* _Task data_
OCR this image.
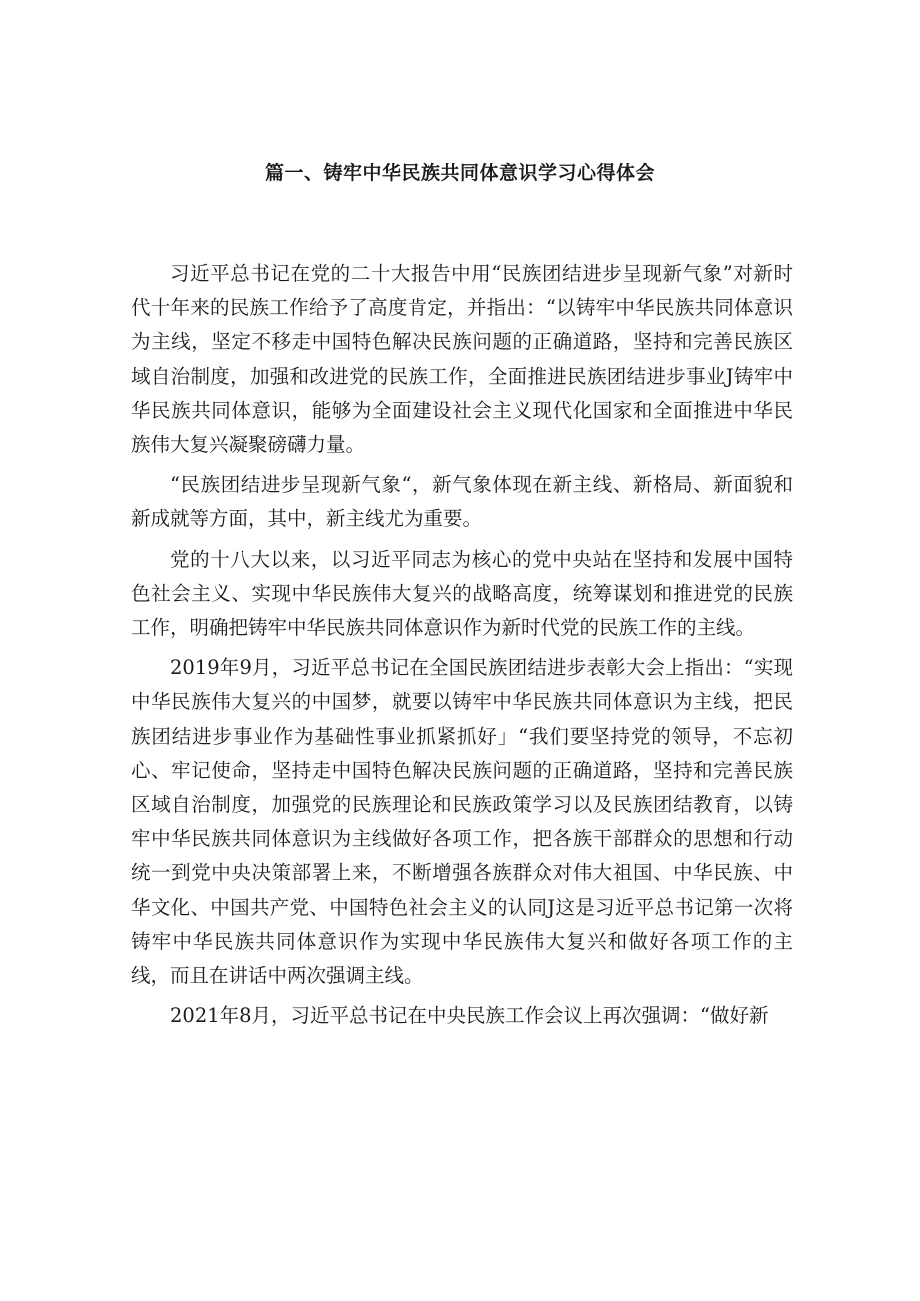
篇一、铸牢中华民族共同体意识学习心得体会

习近平总书记在党的二十大报告中用“民族团结进步呈现新气象”对新时代十年来的民族工作给予了高度肯定，并指出：“以铸牢中华民族共同体意识为主线，坚定不移走中国特色解决民族问题的正确道路，坚持和完善民族区域自治制度，加强和改进党的民族工作，全面推进民族团结进步事业J铸牢中华民族共同体意识，能够为全面建设社会主义现代化国家和全面推进中华民族伟大复兴凝聚磅礴力量。

“民族团结进步呈现新气象“，新气象体现在新主线、新格局、新面貌和新成就等方面，其中，新主线尤为重要。

党的十八大以来，以习近平同志为核心的党中央站在坚持和发展中国特色社会主义、实现中华民族伟大复兴的战略高度，统筹谋划和推进党的民族工作，明确把铸牢中华民族共同体意识作为新时代党的民族工作的主线。

2019年9月，习近平总书记在全国民族团结进步表彰大会上指出：“实现中华民族伟大复兴的中国梦，就要以铸牢中华民族共同体意识为主线，把民族团结进步事业作为基础性事业抓紧抓好」“我们要坚持党的领导，不忘初心、牢记使命，坚持走中国特色解决民族问题的正确道路，坚持和完善民族区域自治制度，加强党的民族理论和民族政策学习以及民族团结教育，以铸牢中华民族共同体意识为主线做好各项工作，把各族干部群众的思想和行动统一到党中央决策部署上来，不断增强各族群众对伟大祖国、中华民族、中华文化、中国共产党、中国特色社会主义的认同J这是习近平总书记第一次将铸牢中华民族共同体意识作为实现中华民族伟大复兴和做好各项工作的主线，而且在讲话中两次强调主线。

2021年8月，习近平总书记在中央民族工作会议上再次强调：“做好新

* _Short exercise_
Go through the listing above and return every line where the word "民族团结进步呈现新气象" occurs.

* _Result below_
习近平总书记在党的二十大报告中用“民族团结进步呈现新气象”对新时代十年来的民族工作给予了高度肯定，并指出：“以铸牢中华民族共同体意识为主线，坚定不移走中国特色解决民族问题的正确道路，坚持和完善民族区域自治制度，加强和改进党的民族工作，全面推进民族团结进步事业J铸牢中华民族共同体意识，能够为全面建设社会主义现代化国家和全面推进中华民族伟大复兴凝聚磅礴力量。
“民族团结进步呈现新气象“，新气象体现在新主线、新格局、新面貌和新成就等方面，其中，新主线尤为重要。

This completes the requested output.